[Raw records]
○ ○ ○ ○ ○ ○ ○
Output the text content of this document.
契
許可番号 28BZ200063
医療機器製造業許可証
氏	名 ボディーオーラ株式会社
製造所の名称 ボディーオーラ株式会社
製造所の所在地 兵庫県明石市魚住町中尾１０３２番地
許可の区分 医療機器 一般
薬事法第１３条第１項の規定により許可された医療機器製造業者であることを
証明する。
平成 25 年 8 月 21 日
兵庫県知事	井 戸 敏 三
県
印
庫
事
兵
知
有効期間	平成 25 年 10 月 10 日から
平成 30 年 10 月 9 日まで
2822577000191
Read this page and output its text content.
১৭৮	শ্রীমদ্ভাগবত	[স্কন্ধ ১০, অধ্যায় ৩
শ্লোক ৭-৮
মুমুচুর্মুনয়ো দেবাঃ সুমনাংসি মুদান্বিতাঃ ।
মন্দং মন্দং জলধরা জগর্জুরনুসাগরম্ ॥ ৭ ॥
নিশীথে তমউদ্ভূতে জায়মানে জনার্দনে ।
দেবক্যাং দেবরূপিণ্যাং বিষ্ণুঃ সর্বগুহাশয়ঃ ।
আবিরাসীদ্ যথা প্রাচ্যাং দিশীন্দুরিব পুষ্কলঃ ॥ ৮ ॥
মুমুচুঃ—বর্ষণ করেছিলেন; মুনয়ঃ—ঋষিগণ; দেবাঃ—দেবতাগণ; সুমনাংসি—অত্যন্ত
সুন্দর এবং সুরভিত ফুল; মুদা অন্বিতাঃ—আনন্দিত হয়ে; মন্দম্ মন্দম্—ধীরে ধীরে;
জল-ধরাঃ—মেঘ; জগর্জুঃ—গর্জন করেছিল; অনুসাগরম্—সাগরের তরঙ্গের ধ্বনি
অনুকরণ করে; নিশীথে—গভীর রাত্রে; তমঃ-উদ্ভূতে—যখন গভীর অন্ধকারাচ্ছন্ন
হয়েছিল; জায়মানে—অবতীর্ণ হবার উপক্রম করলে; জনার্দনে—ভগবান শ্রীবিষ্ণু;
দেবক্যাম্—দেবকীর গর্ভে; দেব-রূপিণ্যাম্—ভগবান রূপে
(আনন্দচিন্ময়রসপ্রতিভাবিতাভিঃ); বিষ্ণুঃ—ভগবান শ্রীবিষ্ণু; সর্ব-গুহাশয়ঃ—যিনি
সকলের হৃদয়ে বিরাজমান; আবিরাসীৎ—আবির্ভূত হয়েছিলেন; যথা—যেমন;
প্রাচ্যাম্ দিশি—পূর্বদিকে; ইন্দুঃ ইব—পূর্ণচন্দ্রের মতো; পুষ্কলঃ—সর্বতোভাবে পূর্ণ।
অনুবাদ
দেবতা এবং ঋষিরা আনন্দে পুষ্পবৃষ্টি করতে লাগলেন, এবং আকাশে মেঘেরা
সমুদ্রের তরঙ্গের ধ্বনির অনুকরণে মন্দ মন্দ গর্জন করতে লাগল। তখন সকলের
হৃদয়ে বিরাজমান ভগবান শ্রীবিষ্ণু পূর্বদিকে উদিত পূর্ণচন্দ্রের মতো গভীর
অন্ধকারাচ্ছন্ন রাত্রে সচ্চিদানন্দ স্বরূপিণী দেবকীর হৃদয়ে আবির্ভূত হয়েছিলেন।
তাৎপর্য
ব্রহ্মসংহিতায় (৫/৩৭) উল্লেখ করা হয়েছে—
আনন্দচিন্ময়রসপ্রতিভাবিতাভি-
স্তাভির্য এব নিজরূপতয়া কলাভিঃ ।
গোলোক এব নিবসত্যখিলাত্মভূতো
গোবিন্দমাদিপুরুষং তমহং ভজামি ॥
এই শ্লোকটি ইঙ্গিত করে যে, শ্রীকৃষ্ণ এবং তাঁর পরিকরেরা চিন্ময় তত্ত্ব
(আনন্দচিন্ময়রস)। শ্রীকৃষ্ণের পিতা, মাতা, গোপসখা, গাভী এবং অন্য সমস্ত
○ ○ ○ ○ ○ ○ ○
* **DIRECTION**:
Extract all lines as given.

* **OUTPUT FOR THIS EXERCISE**:
Output the text content of this document.
契
許可番号 28BZ200063
医療機器製造業許可証
氏	名 ボディーオーラ株式会社
製造所の名称 ボディーオーラ株式会社
製造所の所在地 兵庫県明石市魚住町中尾１０３２番地
許可の区分 医療機器 一般
薬事法第１３条第１項の規定により許可された医療機器製造業者であることを
証明する。
平成 25 年 8 月 21 日
兵庫県知事	井 戸 敏 三
県
印
庫
事
兵
知
有効期間	平成 25 年 10 月 10 日から
平成 30 年 10 月 9 日まで
2822577000191
Read this page and output its text content.
১৭৮	শ্রীমদ্ভাগবত	[স্কন্ধ ১০, অধ্যায় ৩
শ্লোক ৭-৮
মুমুচুর্মুনয়ো দেবাঃ সুমনাংসি মুদান্বিতাঃ ।
মন্দং মন্দং জলধরা জগর্জুরনুসাগরম্ ॥ ৭ ॥
নিশীথে তমউদ্ভূতে জায়মানে জনার্দনে ।
দেবক্যাং দেবরূপিণ্যাং বিষ্ণুঃ সর্বগুহাশয়ঃ ।
আবিরাসীদ্ যথা প্রাচ্যাং দিশীন্দুরিব পুষ্কলঃ ॥ ৮ ॥
মুমুচুঃ—বর্ষণ করেছিলেন; মুনয়ঃ—ঋষিগণ; দেবাঃ—দেবতাগণ; সুমনাংসি—অত্যন্ত
সুন্দর এবং সুরভিত ফুল; মুদা অন্বিতাঃ—আনন্দিত হয়ে; মন্দম্ মন্দম্—ধীরে ধীরে;
জল-ধরাঃ—মেঘ; জগর্জুঃ—গর্জন করেছিল; অনুসাগরম্—সাগরের তরঙ্গের ধ্বনি
অনুকরণ করে; নিশীথে—গভীর রাত্রে; তমঃ-উদ্ভূতে—যখন গভীর অন্ধকারাচ্ছন্ন
হয়েছিল; জায়মানে—অবতীর্ণ হবার উপক্রম করলে; জনার্দনে—ভগবান শ্রীবিষ্ণু;
দেবক্যাম্—দেবকীর গর্ভে; দেব-রূপিণ্যাম্—ভগবান রূপে
(আনন্দচিন্ময়রসপ্রতিভাবিতাভিঃ); বিষ্ণুঃ—ভগবান শ্রীবিষ্ণু; সর্ব-গুহাশয়ঃ—যিনি
সকলের হৃদয়ে বিরাজমান; আবিরাসীৎ—আবির্ভূত হয়েছিলেন; যথা—যেমন;
প্রাচ্যাম্ দিশি—পূর্বদিকে; ইন্দুঃ ইব—পূর্ণচন্দ্রের মতো; পুষ্কলঃ—সর্বতোভাবে পূর্ণ।
অনুবাদ
দেবতা এবং ঋষিরা আনন্দে পুষ্পবৃষ্টি করতে লাগলেন, এবং আকাশে মেঘেরা
সমুদ্রের তরঙ্গের ধ্বনির অনুকরণে মন্দ মন্দ গর্জন করতে লাগল। তখন সকলের
হৃদয়ে বিরাজমান ভগবান শ্রীবিষ্ণু পূর্বদিকে উদিত পূর্ণচন্দ্রের মতো গভীর
অন্ধকারাচ্ছন্ন রাত্রে সচ্চিদানন্দ স্বরূপিণী দেবকীর হৃদয়ে আবির্ভূত হয়েছিলেন।
তাৎপর্য
ব্রহ্মসংহিতায় (৫/৩৭) উল্লেখ করা হয়েছে—
আনন্দচিন্ময়রসপ্রতিভাবিতাভি-
স্তাভির্য এব নিজরূপতয়া কলাভিঃ ।
গোলোক এব নিবসত্যখিলাত্মভূতো
গোবিন্দমাদিপুরুষং তমহং ভজামি ॥
এই শ্লোকটি ইঙ্গিত করে যে, শ্রীকৃষ্ণ এবং তাঁর পরিকরেরা চিন্ময় তত্ত্ব
(আনন্দচিন্ময়রস)। শ্রীকৃষ্ণের পিতা, মাতা, গোপসখা, গাভী এবং অন্য সমস্ত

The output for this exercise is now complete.